***** Raw data *****

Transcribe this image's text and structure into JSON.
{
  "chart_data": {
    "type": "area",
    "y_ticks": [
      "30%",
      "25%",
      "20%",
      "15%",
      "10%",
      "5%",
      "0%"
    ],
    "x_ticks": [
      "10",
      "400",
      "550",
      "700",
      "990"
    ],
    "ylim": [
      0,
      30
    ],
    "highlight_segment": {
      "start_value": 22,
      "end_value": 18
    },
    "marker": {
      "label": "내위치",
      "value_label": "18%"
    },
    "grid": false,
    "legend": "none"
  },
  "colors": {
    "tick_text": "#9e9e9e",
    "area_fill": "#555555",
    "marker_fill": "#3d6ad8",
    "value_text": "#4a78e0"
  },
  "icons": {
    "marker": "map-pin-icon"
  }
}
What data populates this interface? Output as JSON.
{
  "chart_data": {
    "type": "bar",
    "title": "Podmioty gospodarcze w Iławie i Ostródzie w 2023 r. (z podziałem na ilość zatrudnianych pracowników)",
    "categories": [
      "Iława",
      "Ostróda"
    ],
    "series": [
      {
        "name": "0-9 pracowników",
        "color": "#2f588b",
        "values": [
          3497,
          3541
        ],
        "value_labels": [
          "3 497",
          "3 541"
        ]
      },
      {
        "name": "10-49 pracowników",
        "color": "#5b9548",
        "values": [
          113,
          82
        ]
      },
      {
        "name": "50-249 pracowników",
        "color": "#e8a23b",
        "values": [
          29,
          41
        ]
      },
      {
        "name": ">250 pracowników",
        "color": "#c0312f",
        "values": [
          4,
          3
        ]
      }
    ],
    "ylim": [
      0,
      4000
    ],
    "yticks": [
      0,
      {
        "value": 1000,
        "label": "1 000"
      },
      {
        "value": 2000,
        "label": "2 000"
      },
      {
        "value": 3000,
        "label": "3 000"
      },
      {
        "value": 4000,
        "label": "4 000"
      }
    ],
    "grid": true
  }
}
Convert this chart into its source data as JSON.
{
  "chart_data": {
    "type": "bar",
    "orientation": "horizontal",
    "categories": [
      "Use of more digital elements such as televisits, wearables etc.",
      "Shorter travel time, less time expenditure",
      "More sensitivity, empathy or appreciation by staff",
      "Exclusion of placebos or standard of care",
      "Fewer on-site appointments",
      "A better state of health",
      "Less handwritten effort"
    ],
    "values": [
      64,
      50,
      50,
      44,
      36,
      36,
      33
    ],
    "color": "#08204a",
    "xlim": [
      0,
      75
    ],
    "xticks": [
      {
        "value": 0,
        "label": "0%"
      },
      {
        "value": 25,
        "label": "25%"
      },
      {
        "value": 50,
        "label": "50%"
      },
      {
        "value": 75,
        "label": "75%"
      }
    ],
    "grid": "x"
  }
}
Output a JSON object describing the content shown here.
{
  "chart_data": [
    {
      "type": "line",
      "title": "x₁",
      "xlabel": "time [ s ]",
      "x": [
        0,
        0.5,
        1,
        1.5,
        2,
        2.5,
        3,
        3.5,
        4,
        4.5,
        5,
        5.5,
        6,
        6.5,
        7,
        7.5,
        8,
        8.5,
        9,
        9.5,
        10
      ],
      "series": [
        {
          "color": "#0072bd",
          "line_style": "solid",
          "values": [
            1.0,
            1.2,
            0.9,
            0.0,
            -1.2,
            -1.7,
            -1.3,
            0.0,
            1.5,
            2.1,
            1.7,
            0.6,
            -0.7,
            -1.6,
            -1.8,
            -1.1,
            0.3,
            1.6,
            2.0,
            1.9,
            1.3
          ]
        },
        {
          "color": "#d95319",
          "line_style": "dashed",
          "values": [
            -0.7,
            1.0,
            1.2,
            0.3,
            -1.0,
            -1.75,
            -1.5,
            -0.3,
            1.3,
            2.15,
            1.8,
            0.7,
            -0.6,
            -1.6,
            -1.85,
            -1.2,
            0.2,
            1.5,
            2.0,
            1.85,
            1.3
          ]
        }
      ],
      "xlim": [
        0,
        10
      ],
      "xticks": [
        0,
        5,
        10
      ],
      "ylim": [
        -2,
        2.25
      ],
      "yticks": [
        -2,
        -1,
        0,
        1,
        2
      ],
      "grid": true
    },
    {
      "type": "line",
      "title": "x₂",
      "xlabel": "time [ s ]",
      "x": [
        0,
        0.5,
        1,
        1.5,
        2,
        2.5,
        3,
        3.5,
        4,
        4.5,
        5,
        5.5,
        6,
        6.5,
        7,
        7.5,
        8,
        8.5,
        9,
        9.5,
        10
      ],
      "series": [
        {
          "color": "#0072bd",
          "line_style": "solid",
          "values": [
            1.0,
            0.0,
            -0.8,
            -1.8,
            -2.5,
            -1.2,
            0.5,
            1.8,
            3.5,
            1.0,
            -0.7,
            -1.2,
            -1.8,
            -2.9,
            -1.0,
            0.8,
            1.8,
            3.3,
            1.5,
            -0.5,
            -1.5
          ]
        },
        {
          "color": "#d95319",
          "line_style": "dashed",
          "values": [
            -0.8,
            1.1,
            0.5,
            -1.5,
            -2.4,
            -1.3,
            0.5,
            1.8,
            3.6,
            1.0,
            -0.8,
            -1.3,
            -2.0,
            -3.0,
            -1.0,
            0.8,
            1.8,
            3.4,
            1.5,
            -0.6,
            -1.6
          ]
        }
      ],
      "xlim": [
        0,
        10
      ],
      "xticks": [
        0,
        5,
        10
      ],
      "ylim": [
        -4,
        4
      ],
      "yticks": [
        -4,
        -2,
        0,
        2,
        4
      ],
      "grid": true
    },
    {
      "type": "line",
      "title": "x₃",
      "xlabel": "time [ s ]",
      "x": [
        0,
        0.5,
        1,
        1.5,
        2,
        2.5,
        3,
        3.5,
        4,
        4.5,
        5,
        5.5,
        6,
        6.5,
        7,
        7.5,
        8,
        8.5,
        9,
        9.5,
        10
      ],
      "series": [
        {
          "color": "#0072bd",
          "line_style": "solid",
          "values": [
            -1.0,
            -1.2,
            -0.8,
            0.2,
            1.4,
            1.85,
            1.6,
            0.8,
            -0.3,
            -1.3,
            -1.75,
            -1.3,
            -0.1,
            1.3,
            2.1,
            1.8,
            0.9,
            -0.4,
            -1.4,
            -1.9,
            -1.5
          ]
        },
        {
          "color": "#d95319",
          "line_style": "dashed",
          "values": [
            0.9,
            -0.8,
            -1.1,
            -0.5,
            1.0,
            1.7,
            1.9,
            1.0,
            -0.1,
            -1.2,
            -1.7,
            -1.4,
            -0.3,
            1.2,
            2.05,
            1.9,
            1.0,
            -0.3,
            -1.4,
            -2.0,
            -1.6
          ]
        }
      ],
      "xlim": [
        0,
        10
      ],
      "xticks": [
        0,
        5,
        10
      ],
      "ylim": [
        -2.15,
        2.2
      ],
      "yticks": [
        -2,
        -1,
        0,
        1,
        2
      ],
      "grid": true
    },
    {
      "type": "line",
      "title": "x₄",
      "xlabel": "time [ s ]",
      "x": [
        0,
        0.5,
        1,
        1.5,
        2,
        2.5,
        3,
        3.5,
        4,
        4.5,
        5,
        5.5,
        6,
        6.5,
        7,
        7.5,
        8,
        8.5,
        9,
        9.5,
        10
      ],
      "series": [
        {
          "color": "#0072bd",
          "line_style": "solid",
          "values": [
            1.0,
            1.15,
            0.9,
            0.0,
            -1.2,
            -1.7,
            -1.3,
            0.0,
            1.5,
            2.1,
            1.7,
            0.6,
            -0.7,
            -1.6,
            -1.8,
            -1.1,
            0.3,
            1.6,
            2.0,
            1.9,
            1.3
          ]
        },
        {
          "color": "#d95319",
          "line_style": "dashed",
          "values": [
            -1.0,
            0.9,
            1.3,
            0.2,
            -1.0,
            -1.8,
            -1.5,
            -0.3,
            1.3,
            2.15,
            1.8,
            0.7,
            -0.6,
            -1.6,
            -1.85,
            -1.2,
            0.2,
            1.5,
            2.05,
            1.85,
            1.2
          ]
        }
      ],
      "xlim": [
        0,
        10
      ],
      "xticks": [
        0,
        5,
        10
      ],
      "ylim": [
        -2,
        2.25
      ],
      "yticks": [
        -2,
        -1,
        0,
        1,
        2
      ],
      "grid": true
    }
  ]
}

*****

In the records shown above, how many lines include the word "Output"? Answer with the number only.

--- Correct response ---
2